* TASK REQUIREMENTS *
Locate all lines with the word "dbar". Copy them.

_____

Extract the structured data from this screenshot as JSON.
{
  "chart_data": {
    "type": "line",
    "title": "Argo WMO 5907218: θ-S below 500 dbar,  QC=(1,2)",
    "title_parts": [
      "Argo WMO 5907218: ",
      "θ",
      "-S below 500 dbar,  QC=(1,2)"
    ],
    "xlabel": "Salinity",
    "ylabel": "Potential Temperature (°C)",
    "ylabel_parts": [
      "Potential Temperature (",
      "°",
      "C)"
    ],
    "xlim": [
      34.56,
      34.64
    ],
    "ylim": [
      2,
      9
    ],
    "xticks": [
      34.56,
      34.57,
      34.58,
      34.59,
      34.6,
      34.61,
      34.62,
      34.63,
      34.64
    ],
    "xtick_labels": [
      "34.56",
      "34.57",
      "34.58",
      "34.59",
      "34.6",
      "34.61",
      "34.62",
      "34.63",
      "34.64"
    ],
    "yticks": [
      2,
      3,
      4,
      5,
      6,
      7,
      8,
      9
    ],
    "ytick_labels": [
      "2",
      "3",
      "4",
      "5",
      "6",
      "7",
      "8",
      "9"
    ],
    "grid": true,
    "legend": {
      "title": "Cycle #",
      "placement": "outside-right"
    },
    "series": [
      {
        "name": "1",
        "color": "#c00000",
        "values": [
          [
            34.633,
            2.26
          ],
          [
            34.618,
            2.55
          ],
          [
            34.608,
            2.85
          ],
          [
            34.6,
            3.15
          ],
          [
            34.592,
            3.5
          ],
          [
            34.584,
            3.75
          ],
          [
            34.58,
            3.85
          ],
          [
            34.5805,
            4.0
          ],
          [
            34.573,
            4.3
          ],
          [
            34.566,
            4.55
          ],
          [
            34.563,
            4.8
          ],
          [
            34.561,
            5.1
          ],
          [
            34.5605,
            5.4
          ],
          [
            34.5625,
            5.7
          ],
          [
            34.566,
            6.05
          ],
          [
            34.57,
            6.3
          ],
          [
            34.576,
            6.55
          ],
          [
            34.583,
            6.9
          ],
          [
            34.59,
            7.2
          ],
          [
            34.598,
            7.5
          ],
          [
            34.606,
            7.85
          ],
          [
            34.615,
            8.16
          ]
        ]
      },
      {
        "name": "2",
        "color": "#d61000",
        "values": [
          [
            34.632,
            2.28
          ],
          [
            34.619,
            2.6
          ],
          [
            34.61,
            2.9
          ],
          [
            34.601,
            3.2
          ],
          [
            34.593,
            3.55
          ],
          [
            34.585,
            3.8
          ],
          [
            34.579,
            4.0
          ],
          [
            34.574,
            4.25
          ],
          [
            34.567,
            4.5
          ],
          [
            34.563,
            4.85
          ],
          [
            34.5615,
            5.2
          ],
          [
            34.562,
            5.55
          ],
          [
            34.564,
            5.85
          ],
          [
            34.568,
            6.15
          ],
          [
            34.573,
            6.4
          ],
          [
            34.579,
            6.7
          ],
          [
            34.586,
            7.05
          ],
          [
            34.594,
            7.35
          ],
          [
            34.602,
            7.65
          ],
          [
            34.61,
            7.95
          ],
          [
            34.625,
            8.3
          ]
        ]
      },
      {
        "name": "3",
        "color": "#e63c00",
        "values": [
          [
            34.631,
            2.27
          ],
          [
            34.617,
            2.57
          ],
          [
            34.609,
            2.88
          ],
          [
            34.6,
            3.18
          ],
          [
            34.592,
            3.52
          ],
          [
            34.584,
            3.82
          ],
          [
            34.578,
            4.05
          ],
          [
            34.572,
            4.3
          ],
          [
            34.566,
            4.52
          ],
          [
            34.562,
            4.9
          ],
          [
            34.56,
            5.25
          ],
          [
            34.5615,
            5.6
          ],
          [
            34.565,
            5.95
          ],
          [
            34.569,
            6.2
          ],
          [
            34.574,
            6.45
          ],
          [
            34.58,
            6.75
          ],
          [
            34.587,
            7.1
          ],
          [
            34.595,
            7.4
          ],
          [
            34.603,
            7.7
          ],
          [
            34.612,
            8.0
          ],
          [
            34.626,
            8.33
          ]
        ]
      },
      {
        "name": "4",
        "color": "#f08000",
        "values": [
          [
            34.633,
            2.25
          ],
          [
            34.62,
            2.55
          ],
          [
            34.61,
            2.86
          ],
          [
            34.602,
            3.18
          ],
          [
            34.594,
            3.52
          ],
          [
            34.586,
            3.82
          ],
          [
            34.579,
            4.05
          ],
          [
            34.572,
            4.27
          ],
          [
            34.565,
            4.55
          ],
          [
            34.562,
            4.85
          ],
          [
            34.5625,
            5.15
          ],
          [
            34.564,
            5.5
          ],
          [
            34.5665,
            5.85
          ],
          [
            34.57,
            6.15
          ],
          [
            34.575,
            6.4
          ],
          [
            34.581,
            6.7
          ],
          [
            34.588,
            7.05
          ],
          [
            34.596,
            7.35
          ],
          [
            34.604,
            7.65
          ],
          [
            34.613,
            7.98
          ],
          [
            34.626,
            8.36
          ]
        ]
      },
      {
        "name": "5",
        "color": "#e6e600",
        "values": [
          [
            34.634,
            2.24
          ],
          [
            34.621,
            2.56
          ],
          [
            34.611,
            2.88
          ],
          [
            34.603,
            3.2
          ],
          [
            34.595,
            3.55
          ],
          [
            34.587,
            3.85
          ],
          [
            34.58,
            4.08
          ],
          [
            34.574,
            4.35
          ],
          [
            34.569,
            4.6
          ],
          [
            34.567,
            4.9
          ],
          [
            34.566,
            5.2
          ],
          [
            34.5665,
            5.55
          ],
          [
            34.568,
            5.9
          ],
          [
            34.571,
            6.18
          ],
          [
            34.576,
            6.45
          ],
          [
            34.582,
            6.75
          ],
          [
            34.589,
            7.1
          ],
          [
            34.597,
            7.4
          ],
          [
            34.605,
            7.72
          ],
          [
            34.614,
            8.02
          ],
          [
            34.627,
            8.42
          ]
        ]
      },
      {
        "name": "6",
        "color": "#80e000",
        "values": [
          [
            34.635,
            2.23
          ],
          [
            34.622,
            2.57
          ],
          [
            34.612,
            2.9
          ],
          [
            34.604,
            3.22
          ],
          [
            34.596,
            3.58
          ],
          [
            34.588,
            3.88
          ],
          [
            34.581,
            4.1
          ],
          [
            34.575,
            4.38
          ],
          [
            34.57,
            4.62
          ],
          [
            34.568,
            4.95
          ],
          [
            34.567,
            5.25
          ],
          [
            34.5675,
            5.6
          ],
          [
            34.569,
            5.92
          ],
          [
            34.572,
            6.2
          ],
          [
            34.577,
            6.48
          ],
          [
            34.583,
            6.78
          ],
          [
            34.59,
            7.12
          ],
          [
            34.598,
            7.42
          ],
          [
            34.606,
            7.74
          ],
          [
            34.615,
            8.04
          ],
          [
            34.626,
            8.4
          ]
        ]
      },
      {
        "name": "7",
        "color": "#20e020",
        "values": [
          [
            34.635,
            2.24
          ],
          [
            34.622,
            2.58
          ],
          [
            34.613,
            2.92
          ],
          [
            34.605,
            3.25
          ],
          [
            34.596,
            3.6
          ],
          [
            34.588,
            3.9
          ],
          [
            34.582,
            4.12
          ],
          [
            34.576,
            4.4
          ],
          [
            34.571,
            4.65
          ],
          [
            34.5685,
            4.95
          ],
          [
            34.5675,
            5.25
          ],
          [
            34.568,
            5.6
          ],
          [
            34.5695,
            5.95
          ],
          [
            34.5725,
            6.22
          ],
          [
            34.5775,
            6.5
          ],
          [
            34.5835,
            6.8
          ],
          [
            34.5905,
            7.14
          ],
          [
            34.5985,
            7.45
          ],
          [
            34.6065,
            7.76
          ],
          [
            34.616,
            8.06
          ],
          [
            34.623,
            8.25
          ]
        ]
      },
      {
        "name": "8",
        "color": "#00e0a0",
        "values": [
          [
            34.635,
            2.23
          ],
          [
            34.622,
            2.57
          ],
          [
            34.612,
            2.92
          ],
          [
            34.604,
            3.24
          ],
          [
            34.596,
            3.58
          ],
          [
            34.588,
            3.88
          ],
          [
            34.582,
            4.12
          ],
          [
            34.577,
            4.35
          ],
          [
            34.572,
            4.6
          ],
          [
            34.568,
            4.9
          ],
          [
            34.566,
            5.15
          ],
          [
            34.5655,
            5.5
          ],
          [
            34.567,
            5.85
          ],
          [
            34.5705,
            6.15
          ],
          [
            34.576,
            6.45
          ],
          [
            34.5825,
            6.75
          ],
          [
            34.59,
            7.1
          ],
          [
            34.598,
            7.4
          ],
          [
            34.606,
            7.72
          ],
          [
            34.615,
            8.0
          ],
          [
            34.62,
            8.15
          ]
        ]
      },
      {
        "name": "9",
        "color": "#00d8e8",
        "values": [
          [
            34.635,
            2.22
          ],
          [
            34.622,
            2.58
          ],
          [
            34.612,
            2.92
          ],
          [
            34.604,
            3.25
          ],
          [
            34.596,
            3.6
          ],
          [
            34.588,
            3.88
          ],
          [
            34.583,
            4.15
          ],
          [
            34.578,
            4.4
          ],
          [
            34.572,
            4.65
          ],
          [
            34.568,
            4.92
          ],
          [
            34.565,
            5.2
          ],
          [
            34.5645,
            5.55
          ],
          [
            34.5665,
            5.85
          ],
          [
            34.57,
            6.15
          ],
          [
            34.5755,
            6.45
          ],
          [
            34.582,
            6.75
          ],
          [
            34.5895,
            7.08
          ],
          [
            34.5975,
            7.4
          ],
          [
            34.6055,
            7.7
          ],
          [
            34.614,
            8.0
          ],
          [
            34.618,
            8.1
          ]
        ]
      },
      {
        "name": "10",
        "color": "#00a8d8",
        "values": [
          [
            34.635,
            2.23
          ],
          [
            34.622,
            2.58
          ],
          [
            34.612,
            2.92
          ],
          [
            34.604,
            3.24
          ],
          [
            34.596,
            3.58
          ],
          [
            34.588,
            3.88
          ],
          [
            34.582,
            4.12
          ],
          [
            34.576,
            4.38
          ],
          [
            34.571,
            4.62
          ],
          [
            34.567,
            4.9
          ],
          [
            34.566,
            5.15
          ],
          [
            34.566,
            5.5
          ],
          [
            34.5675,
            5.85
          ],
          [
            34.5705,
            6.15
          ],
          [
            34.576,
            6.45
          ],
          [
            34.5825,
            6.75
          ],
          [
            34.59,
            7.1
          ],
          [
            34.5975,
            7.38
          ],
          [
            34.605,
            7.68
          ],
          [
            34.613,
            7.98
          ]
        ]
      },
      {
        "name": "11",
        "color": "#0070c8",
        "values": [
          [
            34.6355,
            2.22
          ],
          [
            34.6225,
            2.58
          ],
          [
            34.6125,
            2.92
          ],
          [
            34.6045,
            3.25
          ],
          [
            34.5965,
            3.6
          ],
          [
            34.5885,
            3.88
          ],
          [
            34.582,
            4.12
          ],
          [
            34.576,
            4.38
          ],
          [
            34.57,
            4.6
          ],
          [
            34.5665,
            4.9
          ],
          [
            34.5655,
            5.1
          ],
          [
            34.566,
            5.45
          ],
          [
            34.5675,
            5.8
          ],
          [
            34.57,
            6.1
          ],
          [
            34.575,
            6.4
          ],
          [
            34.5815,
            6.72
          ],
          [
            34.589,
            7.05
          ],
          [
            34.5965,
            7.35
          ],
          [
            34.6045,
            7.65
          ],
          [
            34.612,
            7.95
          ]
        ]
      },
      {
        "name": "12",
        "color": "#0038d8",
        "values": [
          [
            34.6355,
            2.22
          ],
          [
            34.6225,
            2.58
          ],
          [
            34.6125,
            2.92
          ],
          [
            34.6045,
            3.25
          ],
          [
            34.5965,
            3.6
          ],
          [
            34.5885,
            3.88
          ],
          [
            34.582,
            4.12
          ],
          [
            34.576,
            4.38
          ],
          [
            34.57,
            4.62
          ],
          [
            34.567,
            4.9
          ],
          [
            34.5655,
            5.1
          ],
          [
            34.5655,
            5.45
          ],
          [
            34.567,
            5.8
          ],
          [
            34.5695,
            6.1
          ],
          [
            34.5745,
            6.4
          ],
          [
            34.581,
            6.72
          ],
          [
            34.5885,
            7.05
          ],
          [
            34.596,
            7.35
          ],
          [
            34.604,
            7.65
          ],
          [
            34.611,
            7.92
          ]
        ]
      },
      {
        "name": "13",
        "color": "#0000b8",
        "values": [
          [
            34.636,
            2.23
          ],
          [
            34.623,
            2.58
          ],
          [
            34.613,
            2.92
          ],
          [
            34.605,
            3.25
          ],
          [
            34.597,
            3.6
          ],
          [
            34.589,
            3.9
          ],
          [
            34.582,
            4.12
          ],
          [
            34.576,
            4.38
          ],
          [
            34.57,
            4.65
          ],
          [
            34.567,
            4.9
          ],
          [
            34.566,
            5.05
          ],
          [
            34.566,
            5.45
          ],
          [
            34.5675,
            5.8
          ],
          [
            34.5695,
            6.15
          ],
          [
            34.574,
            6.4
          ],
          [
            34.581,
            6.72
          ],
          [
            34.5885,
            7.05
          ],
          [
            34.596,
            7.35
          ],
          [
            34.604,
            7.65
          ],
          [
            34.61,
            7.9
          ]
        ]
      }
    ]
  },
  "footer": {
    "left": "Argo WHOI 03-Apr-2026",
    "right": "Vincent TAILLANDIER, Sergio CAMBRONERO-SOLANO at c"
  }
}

_____

* SOLUTION FOR THIS EXERCISE *
    "title": "Argo WMO 5907218: θ-S below 500 dbar,  QC=(1,2)",
      "-S below 500 dbar,  QC=(1,2)"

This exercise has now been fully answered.